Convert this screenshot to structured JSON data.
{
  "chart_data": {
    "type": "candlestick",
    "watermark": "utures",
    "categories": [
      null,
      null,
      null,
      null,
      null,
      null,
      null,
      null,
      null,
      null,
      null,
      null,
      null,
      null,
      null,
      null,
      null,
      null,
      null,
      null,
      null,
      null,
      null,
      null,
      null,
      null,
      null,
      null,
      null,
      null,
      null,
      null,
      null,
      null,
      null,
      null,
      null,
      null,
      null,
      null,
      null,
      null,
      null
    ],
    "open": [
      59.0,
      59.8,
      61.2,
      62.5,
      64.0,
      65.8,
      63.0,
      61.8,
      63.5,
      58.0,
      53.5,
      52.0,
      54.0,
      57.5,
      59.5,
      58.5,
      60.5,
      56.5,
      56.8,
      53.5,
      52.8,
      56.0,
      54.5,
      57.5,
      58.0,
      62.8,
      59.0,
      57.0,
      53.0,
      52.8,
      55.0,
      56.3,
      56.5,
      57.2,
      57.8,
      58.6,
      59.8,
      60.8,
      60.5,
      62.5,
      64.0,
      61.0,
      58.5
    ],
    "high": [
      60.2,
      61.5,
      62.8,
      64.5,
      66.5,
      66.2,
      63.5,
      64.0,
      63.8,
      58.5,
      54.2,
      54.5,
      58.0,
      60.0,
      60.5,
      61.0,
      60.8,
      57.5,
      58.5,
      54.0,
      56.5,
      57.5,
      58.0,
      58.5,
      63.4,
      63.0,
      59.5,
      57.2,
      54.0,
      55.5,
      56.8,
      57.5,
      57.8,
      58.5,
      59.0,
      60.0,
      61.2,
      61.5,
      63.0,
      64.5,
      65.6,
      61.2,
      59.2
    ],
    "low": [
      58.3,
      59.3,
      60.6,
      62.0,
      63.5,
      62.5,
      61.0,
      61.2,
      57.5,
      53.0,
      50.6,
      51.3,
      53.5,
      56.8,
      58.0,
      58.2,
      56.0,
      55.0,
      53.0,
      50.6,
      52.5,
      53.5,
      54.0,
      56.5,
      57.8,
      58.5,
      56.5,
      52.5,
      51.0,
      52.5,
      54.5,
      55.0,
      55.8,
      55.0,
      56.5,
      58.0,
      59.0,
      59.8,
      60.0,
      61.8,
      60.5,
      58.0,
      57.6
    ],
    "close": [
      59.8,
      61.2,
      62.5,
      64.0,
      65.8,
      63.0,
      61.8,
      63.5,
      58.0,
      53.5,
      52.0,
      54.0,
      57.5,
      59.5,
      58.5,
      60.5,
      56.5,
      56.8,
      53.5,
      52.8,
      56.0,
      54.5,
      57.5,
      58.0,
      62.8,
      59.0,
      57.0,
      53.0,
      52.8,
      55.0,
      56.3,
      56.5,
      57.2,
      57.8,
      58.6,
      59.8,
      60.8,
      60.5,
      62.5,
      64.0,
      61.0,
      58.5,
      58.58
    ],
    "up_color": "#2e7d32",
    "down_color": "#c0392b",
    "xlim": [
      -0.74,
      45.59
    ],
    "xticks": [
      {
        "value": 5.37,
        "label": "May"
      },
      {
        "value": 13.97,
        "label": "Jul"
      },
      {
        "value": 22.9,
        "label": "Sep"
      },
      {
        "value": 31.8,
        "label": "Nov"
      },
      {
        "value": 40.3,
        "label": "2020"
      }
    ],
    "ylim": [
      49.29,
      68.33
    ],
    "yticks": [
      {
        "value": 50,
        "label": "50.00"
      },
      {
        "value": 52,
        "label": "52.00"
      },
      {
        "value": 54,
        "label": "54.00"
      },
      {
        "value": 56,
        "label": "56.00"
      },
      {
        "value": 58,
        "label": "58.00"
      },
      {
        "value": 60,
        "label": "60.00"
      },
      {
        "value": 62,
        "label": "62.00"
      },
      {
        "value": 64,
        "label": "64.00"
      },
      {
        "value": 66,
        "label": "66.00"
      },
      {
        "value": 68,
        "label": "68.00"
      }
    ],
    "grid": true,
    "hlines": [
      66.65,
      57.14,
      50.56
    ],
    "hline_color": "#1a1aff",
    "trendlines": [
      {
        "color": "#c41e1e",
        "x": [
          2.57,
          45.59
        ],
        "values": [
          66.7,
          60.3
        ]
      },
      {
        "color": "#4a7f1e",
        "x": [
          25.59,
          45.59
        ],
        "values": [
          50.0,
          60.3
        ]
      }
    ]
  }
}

━━━━

> WHAT YOU SHOULD DO: Write every entry out again exactly.

> IN RESPONSE:
Convert this screenshot to structured JSON data.
{
  "chart_data": {
    "type": "candlestick",
    "watermark": "utures",
    "categories": [
      null,
      null,
      null,
      null,
      null,
      null,
      null,
      null,
      null,
      null,
      null,
      null,
      null,
      null,
      null,
      null,
      null,
      null,
      null,
      null,
      null,
      null,
      null,
      null,
      null,
      null,
      null,
      null,
      null,
      null,
      null,
      null,
      null,
      null,
      null,
      null,
      null,
      null,
      null,
      null,
      null,
      null,
      null
    ],
    "open": [
      59.0,
      59.8,
      61.2,
      62.5,
      64.0,
      65.8,
      63.0,
      61.8,
      63.5,
      58.0,
      53.5,
      52.0,
      54.0,
      57.5,
      59.5,
      58.5,
      60.5,
      56.5,
      56.8,
      53.5,
      52.8,
      56.0,
      54.5,
      57.5,
      58.0,
      62.8,
      59.0,
      57.0,
      53.0,
      52.8,
      55.0,
      56.3,
      56.5,
      57.2,
      57.8,
      58.6,
      59.8,
      60.8,
      60.5,
      62.5,
      64.0,
      61.0,
      58.5
    ],
    "high": [
      60.2,
      61.5,
      62.8,
      64.5,
      66.5,
      66.2,
      63.5,
      64.0,
      63.8,
      58.5,
      54.2,
      54.5,
      58.0,
      60.0,
      60.5,
      61.0,
      60.8,
      57.5,
      58.5,
      54.0,
      56.5,
      57.5,
      58.0,
      58.5,
      63.4,
      63.0,
      59.5,
      57.2,
      54.0,
      55.5,
      56.8,
      57.5,
      57.8,
      58.5,
      59.0,
      60.0,
      61.2,
      61.5,
      63.0,
      64.5,
      65.6,
      61.2,
      59.2
    ],
    "low": [
      58.3,
      59.3,
      60.6,
      62.0,
      63.5,
      62.5,
      61.0,
      61.2,
      57.5,
      53.0,
      50.6,
      51.3,
      53.5,
      56.8,
      58.0,
      58.2,
      56.0,
      55.0,
      53.0,
      50.6,
      52.5,
      53.5,
      54.0,
      56.5,
      57.8,
      58.5,
      56.5,
      52.5,
      51.0,
      52.5,
      54.5,
      55.0,
      55.8,
      55.0,
      56.5,
      58.0,
      59.0,
      59.8,
      60.0,
      61.8,
      60.5,
      58.0,
      57.6
    ],
    "close": [
      59.8,
      61.2,
      62.5,
      64.0,
      65.8,
      63.0,
      61.8,
      63.5,
      58.0,
      53.5,
      52.0,
      54.0,
      57.5,
      59.5,
      58.5,
      60.5,
      56.5,
      56.8,
      53.5,
      52.8,
      56.0,
      54.5,
      57.5,
      58.0,
      62.8,
      59.0,
      57.0,
      53.0,
      52.8,
      55.0,
      56.3,
      56.5,
      57.2,
      57.8,
      58.6,
      59.8,
      60.8,
      60.5,
      62.5,
      64.0,
      61.0,
      58.5,
      58.58
    ],
    "up_color": "#2e7d32",
    "down_color": "#c0392b",
    "xlim": [
      -0.74,
      45.59
    ],
    "xticks": [
      {
        "value": 5.37,
        "label": "May"
      },
      {
        "value": 13.97,
        "label": "Jul"
      },
      {
        "value": 22.9,
        "label": "Sep"
      },
      {
        "value": 31.8,
        "label": "Nov"
      },
      {
        "value": 40.3,
        "label": "2020"
      }
    ],
    "ylim": [
      49.29,
      68.33
    ],
    "yticks": [
      {
        "value": 50,
        "label": "50.00"
      },
      {
        "value": 52,
        "label": "52.00"
      },
      {
        "value": 54,
        "label": "54.00"
      },
      {
        "value": 56,
        "label": "56.00"
      },
      {
        "value": 58,
        "label": "58.00"
      },
      {
        "value": 60,
        "label": "60.00"
      },
      {
        "value": 62,
        "label": "62.00"
      },
      {
        "value": 64,
        "label": "64.00"
      },
      {
        "value": 66,
        "label": "66.00"
      },
      {
        "value": 68,
        "label": "68.00"
      }
    ],
    "grid": true,
    "hlines": [
      66.65,
      57.14,
      50.56
    ],
    "hline_color": "#1a1aff",
    "trendlines": [
      {
        "color": "#c41e1e",
        "x": [
          2.57,
          45.59
        ],
        "values": [
          66.7,
          60.3
        ]
      },
      {
        "color": "#4a7f1e",
        "x": [
          25.59,
          45.59
        ],
        "values": [
          50.0,
          60.3
        ]
      }
    ]
  }
}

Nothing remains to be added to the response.